**Directions for this task:**
Here are some records; return them all exactly.

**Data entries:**
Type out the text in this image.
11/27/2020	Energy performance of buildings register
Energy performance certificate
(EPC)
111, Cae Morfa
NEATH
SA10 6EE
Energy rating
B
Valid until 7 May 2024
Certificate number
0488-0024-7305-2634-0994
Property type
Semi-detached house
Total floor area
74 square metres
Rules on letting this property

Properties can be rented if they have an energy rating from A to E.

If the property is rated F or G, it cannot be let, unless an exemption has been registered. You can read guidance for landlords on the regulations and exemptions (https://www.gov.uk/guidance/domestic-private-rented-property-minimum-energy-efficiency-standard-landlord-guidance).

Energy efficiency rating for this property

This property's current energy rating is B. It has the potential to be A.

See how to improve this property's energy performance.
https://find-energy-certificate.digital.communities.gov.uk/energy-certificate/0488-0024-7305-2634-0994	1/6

**Exercise response:**
Type out the text in this image.
11/27/2020	Energy performance of buildings register
Energy performance certificate
(EPC)
111, Cae Morfa
NEATH
SA10 6EE
Energy rating
B
Valid until 7 May 2024
Certificate number
0488-0024-7305-2634-0994
Property type
Semi-detached house
Total floor area
74 square metres
Rules on letting this property

Properties can be rented if they have an energy rating from A to E.

If the property is rated F or G, it cannot be let, unless an exemption has been registered. You can read guidance for landlords on the regulations and exemptions (https://www.gov.uk/guidance/domestic-private-rented-property-minimum-energy-efficiency-standard-landlord-guidance).

Energy efficiency rating for this property

This property's current energy rating is B. It has the potential to be A.

See how to improve this property's energy performance.
https://find-energy-certificate.digital.communities.gov.uk/energy-certificate/0488-0024-7305-2634-0994	1/6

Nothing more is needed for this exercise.